[Information provided]
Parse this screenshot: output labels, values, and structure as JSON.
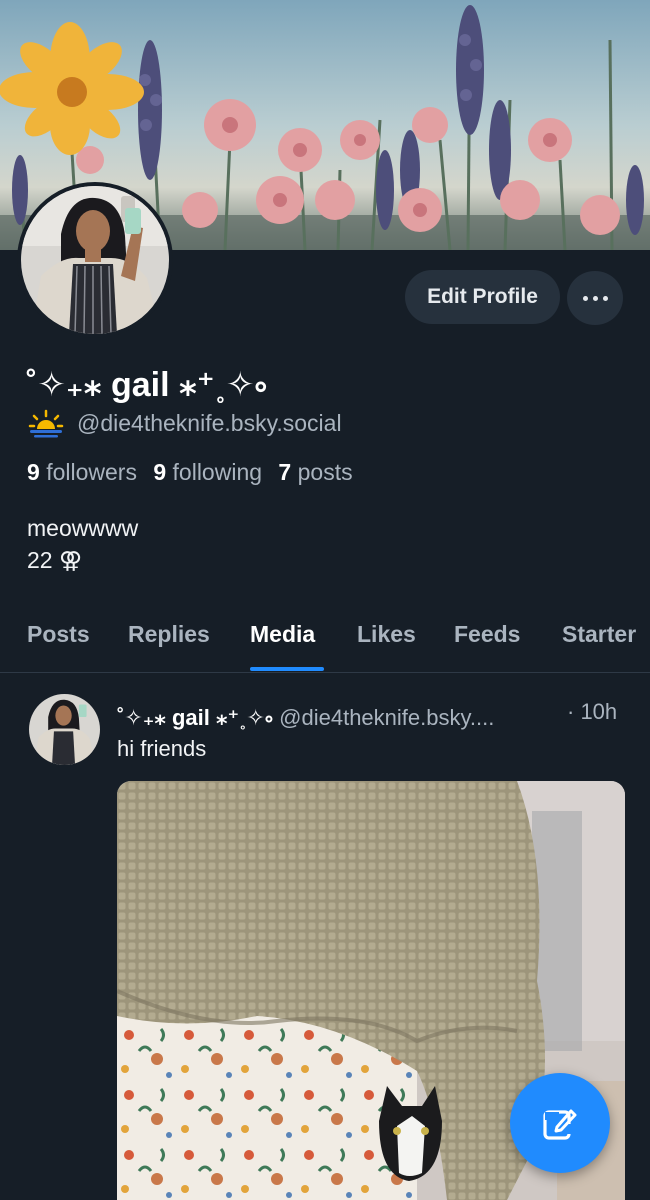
{
  "profile": {
    "display_name": "˚✧₊⁎ gail ⁎⁺˳✧༚",
    "handle_icon": "sunrise-emoji",
    "handle": "@die4theknife.bsky.social",
    "stats": {
      "followers_count": "9",
      "followers_label": "followers",
      "following_count": "9",
      "following_label": "following",
      "posts_count": "7",
      "posts_label": "posts"
    },
    "bio_line1": "meowwww",
    "bio_line2": "22 ⚢"
  },
  "actions": {
    "edit_profile_label": "Edit Profile",
    "more_icon": "ellipsis-icon"
  },
  "tabs": [
    {
      "label": "Posts"
    },
    {
      "label": "Replies"
    },
    {
      "label": "Media",
      "active": true
    },
    {
      "label": "Likes"
    },
    {
      "label": "Feeds"
    },
    {
      "label": "Starter"
    }
  ],
  "post": {
    "author_name": "˚✧₊⁎ gail ⁎⁺˳✧༚",
    "author_handle": "@die4theknife.bsky....",
    "time": "· 10h",
    "text": "hi friends"
  },
  "fab": {
    "icon": "compose-icon"
  },
  "colors": {
    "background": "#161e27",
    "accent": "#208bfe",
    "button_bg": "#26313d",
    "muted_text": "#aab4bf"
  }
}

[Exercise directions] Extract every line of the data exactly; pictures stay out.

[The solution]
Parse this screenshot: output labels, values, and structure as JSON.
{
  "profile": {
    "display_name": "˚✧₊⁎ gail ⁎⁺˳✧༚",
    "handle_icon": "sunrise-emoji",
    "handle": "@die4theknife.bsky.social",
    "stats": {
      "followers_count": "9",
      "followers_label": "followers",
      "following_count": "9",
      "following_label": "following",
      "posts_count": "7",
      "posts_label": "posts"
    },
    "bio_line1": "meowwww",
    "bio_line2": "22 ⚢"
  },
  "actions": {
    "edit_profile_label": "Edit Profile",
    "more_icon": "ellipsis-icon"
  },
  "tabs": [
    {
      "label": "Posts"
    },
    {
      "label": "Replies"
    },
    {
      "label": "Media",
      "active": true
    },
    {
      "label": "Likes"
    },
    {
      "label": "Feeds"
    },
    {
      "label": "Starter"
    }
  ],
  "post": {
    "author_name": "˚✧₊⁎ gail ⁎⁺˳✧༚",
    "author_handle": "@die4theknife.bsky....",
    "time": "· 10h",
    "text": "hi friends"
  },
  "fab": {
    "icon": "compose-icon"
  },
  "colors": {
    "background": "#161e27",
    "accent": "#208bfe",
    "button_bg": "#26313d",
    "muted_text": "#aab4bf"
  }
}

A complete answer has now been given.